### Description of the task
Take every line that has the string "navec" and copy it out.
---------- Information supplied
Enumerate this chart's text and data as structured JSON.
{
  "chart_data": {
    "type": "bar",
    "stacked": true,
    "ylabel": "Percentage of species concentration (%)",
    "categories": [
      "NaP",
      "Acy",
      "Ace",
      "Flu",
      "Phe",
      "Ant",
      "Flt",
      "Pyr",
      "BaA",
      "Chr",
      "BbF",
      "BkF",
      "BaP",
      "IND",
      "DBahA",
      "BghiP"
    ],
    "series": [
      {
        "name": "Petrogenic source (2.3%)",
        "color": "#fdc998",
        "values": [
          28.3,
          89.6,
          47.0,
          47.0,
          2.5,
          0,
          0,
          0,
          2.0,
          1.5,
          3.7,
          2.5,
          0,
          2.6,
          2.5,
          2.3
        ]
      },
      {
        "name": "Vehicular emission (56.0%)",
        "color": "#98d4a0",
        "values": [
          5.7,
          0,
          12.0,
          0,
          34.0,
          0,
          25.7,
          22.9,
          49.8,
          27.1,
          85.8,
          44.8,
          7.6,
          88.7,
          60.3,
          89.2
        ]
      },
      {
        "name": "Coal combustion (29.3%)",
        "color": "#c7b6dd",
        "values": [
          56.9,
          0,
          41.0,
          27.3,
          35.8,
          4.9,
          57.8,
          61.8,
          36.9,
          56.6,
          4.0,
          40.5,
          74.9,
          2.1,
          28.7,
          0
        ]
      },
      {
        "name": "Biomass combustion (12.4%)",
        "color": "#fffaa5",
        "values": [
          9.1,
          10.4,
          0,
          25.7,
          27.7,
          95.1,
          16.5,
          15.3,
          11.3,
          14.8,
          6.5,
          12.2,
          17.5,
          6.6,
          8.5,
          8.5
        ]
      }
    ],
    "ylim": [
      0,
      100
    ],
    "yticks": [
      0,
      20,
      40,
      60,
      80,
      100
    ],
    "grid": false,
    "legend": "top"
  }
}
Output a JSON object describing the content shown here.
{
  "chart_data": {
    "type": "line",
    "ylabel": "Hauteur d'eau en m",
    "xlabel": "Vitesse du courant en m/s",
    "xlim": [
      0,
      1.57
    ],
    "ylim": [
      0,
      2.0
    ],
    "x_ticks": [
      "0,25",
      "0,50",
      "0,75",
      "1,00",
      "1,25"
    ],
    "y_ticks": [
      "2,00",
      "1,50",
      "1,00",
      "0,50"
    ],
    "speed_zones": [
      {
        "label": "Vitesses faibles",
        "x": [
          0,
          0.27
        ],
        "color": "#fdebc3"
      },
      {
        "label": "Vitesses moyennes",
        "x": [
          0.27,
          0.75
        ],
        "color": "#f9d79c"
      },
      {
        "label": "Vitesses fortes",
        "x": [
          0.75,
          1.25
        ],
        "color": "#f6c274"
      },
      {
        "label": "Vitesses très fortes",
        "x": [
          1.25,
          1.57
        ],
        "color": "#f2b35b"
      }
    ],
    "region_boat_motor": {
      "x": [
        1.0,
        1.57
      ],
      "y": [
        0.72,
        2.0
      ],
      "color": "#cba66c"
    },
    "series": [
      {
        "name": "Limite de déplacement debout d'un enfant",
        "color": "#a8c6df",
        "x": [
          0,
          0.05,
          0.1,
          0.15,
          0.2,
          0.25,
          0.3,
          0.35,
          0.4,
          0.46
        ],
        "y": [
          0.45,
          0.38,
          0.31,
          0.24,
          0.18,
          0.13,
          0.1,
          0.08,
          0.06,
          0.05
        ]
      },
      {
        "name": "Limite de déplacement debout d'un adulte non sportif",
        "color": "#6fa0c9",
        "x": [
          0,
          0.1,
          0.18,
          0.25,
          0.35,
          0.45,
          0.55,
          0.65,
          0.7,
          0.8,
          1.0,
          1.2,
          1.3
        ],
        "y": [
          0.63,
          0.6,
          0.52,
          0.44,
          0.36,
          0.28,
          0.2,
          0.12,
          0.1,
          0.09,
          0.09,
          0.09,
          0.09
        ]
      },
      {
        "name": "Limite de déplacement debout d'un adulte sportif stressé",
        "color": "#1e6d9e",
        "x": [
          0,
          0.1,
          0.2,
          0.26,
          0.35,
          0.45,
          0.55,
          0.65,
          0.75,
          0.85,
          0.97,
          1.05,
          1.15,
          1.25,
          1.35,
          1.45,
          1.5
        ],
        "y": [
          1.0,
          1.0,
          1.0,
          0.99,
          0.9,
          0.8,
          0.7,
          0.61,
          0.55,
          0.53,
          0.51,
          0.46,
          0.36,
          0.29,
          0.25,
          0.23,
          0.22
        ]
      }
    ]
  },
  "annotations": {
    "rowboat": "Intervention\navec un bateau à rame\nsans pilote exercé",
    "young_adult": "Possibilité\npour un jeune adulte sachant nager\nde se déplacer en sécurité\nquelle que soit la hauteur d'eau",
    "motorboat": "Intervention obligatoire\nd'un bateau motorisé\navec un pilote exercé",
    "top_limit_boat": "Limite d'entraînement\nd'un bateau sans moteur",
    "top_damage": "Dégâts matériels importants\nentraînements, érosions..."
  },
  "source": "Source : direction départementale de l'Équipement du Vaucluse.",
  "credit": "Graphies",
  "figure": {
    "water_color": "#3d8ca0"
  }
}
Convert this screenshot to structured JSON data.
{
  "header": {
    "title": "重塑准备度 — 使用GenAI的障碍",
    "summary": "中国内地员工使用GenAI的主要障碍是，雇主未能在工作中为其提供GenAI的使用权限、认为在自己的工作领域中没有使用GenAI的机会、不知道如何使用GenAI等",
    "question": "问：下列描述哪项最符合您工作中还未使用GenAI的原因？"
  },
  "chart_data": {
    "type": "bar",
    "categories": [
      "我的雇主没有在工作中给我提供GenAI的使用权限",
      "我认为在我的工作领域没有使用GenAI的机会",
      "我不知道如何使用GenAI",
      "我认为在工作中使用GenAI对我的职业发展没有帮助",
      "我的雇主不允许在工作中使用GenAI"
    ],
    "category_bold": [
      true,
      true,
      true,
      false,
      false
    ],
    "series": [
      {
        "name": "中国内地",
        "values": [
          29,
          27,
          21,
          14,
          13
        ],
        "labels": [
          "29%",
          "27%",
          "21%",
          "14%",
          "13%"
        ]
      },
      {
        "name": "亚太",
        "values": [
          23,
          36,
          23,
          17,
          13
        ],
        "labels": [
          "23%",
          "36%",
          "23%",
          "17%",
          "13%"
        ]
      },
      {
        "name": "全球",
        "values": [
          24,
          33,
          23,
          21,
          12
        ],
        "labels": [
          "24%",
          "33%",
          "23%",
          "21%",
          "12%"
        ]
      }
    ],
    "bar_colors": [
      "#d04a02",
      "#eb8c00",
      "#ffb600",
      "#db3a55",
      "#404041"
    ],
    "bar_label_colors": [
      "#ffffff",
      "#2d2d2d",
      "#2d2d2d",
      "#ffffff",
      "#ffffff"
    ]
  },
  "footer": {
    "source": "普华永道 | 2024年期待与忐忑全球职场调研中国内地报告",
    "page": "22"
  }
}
--------------------
### Answer in full
    "rowboat": "Intervention\navec un bateau à rame\nsans pilote exercé",
    "motorboat": "Intervention obligatoire\nd'un bateau motorisé\navec un pilote exercé",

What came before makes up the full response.